§ WHAT YOU WILL DO: Return only the count of lines in the listing below where the word "officiating" appears.

§ ENTRIES SHOWN:
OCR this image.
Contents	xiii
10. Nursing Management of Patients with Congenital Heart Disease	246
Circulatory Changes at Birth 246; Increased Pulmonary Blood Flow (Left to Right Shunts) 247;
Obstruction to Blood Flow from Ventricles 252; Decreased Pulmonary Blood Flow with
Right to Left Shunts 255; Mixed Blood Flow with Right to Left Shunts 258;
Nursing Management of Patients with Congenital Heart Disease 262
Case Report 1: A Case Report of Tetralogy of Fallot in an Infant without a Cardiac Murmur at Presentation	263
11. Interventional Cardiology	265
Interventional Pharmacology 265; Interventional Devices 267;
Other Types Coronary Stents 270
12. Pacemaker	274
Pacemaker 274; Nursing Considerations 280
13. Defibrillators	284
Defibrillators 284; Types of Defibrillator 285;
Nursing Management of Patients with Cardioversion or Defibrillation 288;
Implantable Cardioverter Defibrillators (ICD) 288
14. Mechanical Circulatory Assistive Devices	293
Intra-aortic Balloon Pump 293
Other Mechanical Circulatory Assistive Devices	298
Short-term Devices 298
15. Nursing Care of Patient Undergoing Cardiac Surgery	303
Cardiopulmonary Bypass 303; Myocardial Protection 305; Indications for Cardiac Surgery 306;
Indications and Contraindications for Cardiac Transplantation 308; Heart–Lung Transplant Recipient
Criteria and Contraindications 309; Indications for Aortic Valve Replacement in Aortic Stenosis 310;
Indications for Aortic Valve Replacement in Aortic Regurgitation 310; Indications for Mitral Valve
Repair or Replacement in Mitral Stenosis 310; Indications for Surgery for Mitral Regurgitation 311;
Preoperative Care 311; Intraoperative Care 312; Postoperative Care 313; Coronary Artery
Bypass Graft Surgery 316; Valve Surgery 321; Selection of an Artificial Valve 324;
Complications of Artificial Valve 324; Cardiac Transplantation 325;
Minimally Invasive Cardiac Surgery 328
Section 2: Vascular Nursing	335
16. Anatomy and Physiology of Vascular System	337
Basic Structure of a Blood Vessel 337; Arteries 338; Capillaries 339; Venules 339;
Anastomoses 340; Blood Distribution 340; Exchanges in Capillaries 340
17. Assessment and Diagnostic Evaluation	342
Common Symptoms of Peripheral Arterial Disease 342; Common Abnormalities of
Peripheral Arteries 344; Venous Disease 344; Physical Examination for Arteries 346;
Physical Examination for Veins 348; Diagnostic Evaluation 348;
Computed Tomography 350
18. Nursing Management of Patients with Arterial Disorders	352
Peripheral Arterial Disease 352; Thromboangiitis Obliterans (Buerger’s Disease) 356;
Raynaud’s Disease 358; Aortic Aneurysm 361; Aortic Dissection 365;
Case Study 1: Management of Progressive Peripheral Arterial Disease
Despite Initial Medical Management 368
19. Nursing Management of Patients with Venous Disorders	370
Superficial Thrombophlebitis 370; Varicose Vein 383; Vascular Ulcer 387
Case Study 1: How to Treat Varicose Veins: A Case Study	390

---

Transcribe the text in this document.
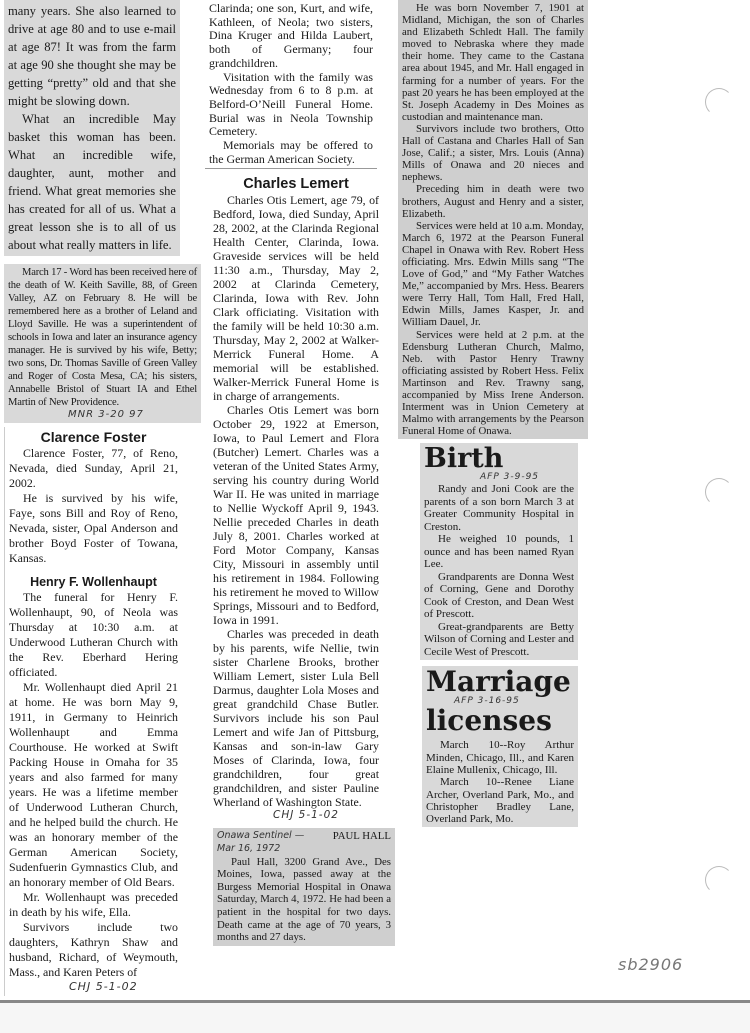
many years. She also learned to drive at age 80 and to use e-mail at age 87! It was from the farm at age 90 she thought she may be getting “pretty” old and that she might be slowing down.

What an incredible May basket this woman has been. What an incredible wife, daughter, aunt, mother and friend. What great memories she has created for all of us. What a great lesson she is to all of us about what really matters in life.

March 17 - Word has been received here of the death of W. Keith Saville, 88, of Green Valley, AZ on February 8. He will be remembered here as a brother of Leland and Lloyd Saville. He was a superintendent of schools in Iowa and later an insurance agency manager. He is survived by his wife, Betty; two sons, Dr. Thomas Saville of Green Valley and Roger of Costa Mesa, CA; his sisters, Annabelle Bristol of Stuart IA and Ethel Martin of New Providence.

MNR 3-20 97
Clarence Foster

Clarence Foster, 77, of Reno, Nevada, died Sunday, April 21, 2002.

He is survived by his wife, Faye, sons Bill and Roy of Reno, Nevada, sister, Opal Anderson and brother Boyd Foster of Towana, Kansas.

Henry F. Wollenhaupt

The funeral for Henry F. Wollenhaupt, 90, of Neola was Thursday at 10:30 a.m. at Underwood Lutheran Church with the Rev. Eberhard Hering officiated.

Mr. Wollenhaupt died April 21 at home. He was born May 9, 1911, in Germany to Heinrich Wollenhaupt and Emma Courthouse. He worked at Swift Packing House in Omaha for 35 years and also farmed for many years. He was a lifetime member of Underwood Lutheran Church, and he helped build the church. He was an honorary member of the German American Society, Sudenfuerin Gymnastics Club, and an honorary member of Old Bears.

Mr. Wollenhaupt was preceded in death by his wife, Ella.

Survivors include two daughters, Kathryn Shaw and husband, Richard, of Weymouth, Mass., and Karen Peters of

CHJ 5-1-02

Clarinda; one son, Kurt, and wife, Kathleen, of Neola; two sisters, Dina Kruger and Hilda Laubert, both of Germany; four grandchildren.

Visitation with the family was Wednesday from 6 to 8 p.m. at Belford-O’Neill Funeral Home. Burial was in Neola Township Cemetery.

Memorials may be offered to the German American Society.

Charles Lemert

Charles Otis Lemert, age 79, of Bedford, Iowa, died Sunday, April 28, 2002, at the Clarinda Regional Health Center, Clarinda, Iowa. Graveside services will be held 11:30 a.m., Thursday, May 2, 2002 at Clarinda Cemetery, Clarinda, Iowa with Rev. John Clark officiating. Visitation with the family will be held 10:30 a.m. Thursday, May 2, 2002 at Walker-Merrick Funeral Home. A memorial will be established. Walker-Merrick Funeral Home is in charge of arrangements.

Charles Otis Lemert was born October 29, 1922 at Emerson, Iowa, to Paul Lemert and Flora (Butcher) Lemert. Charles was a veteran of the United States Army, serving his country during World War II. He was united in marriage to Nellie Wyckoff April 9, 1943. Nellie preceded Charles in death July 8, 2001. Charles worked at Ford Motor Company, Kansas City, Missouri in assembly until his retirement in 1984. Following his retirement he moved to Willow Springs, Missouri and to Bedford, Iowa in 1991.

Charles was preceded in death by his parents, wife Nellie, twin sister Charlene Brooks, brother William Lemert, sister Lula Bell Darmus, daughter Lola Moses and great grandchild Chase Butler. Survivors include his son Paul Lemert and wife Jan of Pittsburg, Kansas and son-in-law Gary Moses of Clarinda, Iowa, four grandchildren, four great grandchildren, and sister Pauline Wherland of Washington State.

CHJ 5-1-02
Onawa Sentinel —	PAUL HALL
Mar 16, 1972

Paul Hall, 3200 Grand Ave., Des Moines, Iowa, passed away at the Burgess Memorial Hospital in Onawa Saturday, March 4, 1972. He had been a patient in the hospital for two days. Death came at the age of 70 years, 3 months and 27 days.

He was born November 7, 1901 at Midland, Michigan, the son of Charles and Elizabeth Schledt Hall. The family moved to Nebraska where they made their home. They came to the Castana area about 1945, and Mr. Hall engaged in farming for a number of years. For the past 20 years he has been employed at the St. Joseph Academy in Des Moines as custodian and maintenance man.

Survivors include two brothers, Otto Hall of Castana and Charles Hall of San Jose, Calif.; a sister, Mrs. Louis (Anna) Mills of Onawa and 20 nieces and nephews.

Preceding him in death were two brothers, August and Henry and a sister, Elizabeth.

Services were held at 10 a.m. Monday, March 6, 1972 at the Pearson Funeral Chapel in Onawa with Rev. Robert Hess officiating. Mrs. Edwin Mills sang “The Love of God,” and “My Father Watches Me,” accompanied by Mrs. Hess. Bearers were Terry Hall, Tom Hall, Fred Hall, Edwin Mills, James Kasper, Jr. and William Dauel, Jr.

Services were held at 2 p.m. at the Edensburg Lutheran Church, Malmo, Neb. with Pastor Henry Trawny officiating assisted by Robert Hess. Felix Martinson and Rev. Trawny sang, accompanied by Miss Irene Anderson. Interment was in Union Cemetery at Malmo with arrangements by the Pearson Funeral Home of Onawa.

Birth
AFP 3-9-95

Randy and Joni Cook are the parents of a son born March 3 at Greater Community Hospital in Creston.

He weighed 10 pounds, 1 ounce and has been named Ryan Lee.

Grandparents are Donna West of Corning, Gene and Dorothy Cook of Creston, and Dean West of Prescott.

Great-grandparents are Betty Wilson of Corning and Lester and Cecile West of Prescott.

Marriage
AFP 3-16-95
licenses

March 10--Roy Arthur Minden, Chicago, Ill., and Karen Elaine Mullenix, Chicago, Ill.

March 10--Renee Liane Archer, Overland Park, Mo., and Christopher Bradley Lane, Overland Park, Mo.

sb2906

* * *

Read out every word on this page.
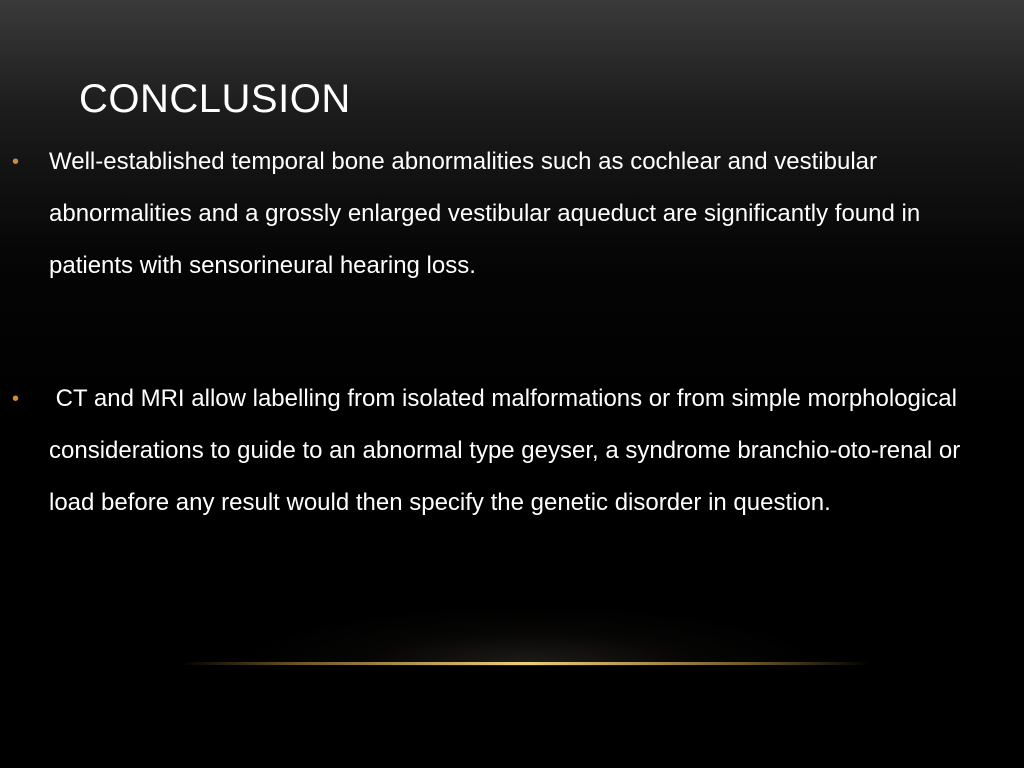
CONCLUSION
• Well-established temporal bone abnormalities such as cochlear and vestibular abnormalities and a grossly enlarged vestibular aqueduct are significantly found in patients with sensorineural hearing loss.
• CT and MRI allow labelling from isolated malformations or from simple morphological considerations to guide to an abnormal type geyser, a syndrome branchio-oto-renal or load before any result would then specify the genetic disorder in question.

§ FINAL ANSWER: 3